**What the task requires**
Return each line of the listing that contains the string "ожидаемое".

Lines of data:
▽

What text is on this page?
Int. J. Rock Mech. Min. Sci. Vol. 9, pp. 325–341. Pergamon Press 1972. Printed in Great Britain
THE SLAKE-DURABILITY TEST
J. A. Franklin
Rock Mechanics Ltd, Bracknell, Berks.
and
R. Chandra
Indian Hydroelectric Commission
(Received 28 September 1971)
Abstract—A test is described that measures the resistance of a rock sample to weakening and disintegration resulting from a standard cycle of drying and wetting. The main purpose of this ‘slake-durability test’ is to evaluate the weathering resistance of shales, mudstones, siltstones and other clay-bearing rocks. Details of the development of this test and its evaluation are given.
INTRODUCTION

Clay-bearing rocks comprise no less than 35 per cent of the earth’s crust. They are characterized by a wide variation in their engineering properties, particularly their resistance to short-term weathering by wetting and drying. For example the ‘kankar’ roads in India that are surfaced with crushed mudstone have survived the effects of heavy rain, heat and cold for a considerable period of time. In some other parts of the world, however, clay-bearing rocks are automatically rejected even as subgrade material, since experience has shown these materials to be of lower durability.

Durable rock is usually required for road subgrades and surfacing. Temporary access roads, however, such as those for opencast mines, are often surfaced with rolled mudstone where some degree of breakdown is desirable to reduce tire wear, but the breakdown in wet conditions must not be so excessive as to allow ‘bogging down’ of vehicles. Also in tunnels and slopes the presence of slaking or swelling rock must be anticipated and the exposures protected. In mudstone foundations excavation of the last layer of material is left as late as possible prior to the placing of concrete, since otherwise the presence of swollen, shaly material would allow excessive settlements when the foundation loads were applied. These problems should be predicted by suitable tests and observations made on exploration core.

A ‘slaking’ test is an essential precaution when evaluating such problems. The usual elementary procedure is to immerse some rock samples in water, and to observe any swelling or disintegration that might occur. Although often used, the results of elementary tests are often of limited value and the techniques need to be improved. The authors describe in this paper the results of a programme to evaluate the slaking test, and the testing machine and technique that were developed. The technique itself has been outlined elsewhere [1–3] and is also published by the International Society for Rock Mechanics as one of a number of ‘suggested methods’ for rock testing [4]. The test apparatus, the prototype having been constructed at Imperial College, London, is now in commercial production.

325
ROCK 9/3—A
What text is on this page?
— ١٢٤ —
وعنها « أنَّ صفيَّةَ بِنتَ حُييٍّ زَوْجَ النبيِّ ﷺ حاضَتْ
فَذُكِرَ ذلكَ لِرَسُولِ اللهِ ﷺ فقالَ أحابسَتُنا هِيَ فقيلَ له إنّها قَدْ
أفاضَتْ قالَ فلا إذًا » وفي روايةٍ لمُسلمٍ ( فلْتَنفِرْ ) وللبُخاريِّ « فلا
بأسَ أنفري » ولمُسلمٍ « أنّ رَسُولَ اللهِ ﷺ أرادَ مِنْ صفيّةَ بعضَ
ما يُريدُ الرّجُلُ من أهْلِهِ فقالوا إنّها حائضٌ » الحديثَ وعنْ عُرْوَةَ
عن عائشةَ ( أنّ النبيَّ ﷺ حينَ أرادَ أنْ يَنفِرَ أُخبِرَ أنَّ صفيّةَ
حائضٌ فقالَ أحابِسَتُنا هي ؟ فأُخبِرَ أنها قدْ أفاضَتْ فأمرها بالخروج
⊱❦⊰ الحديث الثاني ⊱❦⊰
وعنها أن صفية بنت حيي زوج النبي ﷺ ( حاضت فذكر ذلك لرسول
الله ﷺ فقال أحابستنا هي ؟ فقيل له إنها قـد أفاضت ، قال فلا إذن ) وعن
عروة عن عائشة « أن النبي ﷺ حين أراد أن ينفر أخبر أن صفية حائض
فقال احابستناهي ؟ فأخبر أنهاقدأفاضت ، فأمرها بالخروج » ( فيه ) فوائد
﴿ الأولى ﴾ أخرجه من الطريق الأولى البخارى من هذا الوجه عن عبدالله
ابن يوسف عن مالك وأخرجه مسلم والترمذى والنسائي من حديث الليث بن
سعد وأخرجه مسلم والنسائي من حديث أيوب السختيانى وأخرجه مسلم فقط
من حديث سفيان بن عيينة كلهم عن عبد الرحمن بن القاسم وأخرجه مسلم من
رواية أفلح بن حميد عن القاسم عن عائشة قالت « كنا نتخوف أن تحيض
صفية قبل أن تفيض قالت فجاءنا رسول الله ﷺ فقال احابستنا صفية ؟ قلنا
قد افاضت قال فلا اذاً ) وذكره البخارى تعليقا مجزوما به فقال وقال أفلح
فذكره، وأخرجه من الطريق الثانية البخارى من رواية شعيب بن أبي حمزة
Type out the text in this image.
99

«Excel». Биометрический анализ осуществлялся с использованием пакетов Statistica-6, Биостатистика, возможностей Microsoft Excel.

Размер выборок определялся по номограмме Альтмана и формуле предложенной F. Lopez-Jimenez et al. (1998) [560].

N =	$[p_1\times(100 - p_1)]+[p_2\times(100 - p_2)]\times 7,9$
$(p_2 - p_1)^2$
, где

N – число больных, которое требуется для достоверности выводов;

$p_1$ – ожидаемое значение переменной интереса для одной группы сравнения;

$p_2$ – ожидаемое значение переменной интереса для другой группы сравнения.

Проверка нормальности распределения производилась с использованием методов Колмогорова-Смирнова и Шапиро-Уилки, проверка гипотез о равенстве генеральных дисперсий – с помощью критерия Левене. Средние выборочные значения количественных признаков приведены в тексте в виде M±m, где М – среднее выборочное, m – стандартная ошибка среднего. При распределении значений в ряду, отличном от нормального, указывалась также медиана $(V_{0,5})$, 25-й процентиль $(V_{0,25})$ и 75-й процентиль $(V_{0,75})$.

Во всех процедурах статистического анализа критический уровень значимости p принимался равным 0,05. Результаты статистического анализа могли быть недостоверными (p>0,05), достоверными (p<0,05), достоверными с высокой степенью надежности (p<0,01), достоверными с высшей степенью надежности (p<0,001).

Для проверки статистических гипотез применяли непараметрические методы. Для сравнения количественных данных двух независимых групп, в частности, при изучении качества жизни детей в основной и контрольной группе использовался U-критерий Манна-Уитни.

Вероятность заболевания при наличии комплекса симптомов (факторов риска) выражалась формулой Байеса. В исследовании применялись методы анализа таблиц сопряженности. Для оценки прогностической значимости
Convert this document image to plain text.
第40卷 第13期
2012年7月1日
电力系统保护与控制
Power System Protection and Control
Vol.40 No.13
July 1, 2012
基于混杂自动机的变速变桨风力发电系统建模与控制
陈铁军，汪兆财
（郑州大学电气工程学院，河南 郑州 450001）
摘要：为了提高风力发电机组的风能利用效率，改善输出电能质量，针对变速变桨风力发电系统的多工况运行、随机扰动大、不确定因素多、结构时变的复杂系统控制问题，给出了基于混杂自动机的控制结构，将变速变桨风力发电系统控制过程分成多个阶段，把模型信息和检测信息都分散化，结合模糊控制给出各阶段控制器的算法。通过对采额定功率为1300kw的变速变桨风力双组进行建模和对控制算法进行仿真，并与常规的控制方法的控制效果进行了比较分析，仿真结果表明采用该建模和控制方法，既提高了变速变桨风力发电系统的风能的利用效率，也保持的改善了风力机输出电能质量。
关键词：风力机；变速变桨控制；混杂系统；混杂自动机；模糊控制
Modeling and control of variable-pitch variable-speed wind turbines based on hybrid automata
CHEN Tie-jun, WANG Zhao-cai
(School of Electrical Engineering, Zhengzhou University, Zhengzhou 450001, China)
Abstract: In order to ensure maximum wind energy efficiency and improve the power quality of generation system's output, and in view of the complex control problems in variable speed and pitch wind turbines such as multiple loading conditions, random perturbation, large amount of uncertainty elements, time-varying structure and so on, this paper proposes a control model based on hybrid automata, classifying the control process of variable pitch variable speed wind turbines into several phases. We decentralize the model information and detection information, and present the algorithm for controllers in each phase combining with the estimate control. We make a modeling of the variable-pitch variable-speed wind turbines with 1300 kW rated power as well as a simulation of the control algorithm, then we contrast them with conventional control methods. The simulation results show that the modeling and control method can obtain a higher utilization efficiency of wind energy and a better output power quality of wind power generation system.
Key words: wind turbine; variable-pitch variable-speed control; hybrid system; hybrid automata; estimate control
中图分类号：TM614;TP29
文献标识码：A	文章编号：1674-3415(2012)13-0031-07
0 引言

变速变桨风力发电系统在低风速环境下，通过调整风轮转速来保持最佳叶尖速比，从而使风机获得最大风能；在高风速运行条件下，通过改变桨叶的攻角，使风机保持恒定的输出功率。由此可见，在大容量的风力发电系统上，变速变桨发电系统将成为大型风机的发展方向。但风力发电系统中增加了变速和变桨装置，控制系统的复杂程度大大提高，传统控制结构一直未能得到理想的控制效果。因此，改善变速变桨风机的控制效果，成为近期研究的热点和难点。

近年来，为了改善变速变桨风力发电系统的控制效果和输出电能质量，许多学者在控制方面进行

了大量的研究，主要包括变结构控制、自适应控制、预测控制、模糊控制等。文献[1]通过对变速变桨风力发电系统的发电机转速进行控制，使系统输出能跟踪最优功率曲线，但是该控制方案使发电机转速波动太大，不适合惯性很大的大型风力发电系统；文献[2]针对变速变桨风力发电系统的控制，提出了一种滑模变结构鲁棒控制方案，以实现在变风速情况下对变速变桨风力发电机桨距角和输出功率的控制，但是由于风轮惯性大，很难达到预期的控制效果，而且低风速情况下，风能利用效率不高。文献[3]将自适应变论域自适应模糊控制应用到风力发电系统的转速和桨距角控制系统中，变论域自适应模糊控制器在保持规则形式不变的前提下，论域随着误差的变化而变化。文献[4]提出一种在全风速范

△

**Solution below**
$p_1$ – ожидаемое значение переменной интереса для одной группы сравнения;
$p_2$ – ожидаемое значение переменной интереса для другой группы сравнения.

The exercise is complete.